EXERCISE DETAILS:
Restate, word for word, the run of lines that starts at the line containing "Parse this screenshot: output" and ends with the final line of the listing. Leave pictures out.

* Begin INPUT ROWS *

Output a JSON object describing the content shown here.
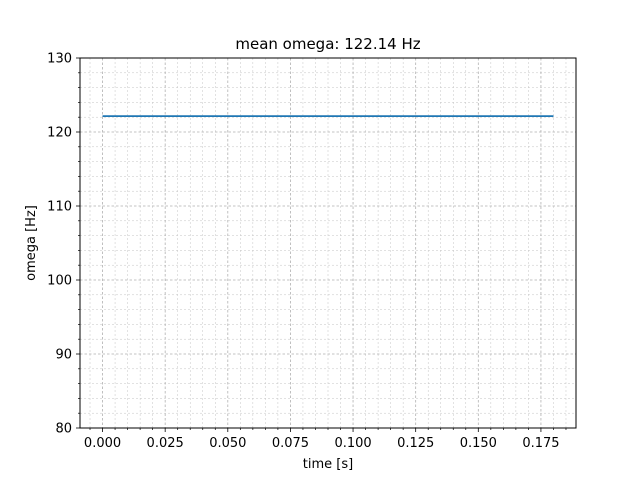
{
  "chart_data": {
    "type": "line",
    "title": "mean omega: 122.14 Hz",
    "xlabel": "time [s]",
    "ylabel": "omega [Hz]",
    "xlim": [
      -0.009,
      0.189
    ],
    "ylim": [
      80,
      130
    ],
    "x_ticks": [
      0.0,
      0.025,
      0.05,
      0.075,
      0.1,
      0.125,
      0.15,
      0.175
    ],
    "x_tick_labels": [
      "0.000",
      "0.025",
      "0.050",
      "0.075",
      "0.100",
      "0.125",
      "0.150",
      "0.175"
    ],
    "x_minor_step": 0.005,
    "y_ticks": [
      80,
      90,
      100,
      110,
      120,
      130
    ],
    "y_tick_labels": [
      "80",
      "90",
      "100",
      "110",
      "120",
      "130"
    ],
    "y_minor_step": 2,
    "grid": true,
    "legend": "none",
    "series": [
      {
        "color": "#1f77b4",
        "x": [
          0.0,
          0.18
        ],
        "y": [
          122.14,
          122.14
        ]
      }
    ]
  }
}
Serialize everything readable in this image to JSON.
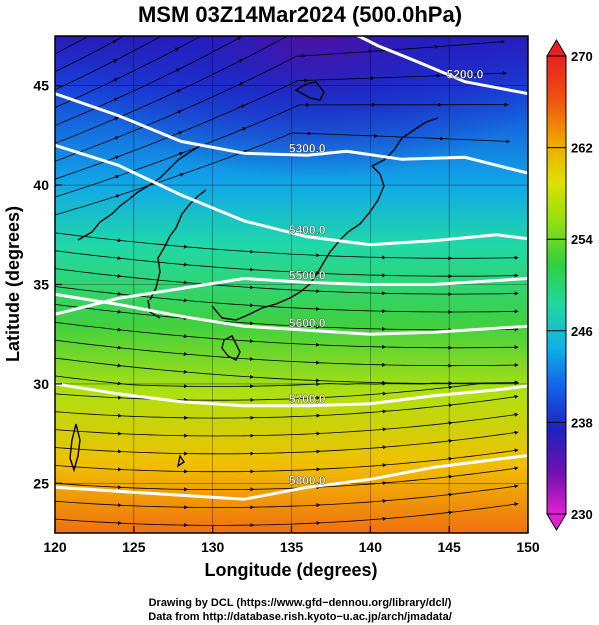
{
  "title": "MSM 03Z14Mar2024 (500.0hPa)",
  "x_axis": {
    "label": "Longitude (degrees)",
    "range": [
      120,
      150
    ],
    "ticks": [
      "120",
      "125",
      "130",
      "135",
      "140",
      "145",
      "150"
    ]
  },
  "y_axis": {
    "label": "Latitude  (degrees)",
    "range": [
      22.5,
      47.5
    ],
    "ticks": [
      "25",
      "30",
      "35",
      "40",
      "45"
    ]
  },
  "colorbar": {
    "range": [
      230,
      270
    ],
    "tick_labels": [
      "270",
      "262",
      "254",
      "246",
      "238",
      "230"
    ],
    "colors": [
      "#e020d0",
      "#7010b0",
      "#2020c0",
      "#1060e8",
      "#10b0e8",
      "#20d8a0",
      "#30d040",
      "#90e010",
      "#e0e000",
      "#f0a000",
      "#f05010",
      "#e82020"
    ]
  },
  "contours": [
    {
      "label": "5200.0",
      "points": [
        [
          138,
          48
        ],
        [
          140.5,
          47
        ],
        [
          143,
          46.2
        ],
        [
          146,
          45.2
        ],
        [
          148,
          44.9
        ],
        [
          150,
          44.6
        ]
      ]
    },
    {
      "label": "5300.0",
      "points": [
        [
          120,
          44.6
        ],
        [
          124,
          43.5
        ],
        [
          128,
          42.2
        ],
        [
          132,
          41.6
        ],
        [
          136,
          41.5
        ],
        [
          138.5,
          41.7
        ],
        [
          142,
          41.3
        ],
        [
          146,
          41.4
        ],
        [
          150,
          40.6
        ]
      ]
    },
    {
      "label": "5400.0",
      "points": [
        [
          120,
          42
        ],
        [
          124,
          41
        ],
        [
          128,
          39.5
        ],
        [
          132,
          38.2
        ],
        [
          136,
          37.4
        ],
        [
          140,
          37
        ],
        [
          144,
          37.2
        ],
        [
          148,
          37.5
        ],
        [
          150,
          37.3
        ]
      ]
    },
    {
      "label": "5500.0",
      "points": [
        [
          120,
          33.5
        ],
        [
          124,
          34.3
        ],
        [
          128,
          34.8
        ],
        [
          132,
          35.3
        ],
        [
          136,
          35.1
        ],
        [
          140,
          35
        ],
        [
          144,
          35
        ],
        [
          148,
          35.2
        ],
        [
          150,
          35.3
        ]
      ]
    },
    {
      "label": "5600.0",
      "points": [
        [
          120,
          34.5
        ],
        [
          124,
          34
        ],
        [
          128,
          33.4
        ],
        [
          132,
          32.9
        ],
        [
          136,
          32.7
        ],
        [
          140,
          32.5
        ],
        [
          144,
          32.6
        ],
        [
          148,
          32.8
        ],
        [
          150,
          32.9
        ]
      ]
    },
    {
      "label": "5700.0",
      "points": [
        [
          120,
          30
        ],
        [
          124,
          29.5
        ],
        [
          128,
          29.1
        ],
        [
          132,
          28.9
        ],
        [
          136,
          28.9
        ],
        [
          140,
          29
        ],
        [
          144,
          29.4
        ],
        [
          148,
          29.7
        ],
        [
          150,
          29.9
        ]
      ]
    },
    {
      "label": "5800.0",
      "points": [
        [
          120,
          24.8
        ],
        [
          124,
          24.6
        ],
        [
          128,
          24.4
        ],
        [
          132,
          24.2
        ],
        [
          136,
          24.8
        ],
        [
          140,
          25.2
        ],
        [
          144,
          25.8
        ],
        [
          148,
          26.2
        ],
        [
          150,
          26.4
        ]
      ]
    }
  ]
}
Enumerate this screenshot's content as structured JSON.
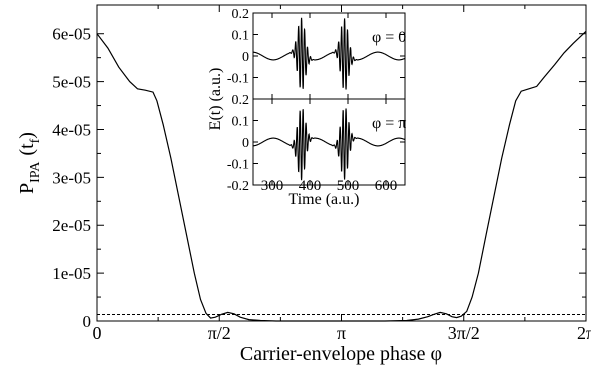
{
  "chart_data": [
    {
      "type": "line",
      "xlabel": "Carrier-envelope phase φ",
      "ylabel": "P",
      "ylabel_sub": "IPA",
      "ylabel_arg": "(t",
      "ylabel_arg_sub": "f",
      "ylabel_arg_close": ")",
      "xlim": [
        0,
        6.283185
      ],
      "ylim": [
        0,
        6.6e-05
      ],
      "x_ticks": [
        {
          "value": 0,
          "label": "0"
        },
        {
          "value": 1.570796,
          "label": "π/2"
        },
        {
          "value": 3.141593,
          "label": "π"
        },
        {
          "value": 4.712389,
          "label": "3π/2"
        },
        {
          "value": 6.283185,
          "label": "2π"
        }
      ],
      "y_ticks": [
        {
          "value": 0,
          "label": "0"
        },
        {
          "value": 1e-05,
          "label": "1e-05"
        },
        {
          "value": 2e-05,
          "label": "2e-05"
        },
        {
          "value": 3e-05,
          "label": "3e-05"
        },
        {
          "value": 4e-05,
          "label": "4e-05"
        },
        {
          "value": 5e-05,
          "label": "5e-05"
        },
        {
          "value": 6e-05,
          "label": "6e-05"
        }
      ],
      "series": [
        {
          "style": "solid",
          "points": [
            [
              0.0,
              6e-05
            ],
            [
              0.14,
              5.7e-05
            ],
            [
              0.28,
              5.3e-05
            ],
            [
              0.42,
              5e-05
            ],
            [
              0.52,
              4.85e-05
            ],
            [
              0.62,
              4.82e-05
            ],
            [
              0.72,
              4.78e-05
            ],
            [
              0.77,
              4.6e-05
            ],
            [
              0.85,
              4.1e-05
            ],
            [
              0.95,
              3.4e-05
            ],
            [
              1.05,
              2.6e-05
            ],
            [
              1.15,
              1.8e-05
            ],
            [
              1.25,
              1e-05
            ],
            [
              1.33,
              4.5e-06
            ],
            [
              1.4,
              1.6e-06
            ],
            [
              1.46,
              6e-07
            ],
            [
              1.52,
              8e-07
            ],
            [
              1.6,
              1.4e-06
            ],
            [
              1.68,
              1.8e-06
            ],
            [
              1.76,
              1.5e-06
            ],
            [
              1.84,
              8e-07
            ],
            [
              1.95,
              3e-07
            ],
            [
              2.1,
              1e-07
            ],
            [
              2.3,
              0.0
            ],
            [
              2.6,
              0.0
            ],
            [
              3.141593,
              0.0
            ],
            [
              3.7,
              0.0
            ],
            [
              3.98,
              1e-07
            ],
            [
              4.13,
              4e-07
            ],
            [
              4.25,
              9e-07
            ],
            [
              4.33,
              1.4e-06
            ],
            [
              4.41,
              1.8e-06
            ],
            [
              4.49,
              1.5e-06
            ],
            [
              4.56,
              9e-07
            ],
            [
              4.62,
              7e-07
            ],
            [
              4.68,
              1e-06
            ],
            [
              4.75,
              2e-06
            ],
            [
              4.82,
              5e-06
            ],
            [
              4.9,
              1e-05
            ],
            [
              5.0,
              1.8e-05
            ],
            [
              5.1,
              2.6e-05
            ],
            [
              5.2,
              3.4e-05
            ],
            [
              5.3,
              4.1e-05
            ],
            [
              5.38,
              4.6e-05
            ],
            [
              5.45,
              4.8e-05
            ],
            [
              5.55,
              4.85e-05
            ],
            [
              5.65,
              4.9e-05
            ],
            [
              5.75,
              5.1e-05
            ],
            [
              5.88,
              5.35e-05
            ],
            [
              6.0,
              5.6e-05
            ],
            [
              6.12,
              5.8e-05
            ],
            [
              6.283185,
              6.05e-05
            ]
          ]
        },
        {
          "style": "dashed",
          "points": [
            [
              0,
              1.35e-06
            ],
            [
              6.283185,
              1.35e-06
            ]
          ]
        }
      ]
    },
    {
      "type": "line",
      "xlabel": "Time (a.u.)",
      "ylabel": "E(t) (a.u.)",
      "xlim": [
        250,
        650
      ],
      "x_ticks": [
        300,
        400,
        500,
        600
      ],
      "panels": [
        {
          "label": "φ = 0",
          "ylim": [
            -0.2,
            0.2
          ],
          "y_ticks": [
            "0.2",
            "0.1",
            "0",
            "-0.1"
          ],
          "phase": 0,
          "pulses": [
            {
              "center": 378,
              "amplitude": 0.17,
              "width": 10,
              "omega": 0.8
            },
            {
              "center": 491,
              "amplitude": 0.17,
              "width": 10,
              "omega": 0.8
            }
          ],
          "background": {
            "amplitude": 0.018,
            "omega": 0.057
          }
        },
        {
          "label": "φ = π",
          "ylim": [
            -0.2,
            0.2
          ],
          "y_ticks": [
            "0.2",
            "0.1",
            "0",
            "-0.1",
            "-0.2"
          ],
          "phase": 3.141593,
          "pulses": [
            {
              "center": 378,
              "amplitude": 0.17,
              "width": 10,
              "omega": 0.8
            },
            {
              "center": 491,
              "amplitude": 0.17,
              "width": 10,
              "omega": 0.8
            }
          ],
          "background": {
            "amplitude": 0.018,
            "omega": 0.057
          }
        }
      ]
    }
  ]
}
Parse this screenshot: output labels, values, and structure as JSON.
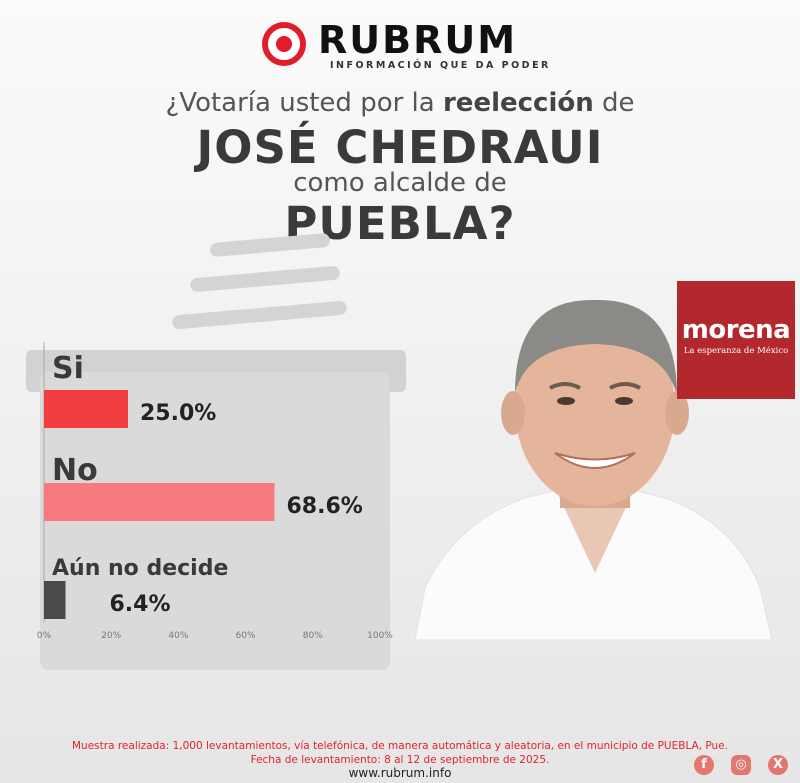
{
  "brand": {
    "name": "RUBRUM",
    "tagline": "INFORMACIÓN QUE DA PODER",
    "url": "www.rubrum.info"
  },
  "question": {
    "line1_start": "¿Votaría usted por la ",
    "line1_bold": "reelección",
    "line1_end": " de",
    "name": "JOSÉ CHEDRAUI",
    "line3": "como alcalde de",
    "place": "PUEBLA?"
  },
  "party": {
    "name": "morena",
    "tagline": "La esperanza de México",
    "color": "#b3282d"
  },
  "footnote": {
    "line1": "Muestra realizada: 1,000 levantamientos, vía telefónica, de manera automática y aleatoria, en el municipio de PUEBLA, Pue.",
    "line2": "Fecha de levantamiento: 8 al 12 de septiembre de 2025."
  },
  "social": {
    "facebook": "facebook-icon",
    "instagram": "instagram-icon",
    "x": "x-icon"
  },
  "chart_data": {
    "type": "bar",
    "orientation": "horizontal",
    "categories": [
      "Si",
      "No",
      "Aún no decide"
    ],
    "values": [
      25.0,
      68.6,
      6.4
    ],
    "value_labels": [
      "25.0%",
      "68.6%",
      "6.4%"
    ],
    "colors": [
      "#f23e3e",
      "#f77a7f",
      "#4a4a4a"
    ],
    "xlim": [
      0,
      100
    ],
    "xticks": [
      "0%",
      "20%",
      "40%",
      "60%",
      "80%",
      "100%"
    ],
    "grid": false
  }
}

* End INPUT ROWS *

EXERCISE OUTPUT:
Parse this screenshot: output labels, values, and structure as JSON.
{
  "brand": {
    "name": "RUBRUM",
    "tagline": "INFORMACIÓN QUE DA PODER",
    "url": "www.rubrum.info"
  },
  "question": {
    "line1_start": "¿Votaría usted por la ",
    "line1_bold": "reelección",
    "line1_end": " de",
    "name": "JOSÉ CHEDRAUI",
    "line3": "como alcalde de",
    "place": "PUEBLA?"
  },
  "party": {
    "name": "morena",
    "tagline": "La esperanza de México",
    "color": "#b3282d"
  },
  "footnote": {
    "line1": "Muestra realizada: 1,000 levantamientos, vía telefónica, de manera automática y aleatoria, en el municipio de PUEBLA, Pue.",
    "line2": "Fecha de levantamiento: 8 al 12 de septiembre de 2025."
  },
  "social": {
    "facebook": "facebook-icon",
    "instagram": "instagram-icon",
    "x": "x-icon"
  },
  "chart_data": {
    "type": "bar",
    "orientation": "horizontal",
    "categories": [
      "Si",
      "No",
      "Aún no decide"
    ],
    "values": [
      25.0,
      68.6,
      6.4
    ],
    "value_labels": [
      "25.0%",
      "68.6%",
      "6.4%"
    ],
    "colors": [
      "#f23e3e",
      "#f77a7f",
      "#4a4a4a"
    ],
    "xlim": [
      0,
      100
    ],
    "xticks": [
      "0%",
      "20%",
      "40%",
      "60%",
      "80%",
      "100%"
    ],
    "grid": false
  }
}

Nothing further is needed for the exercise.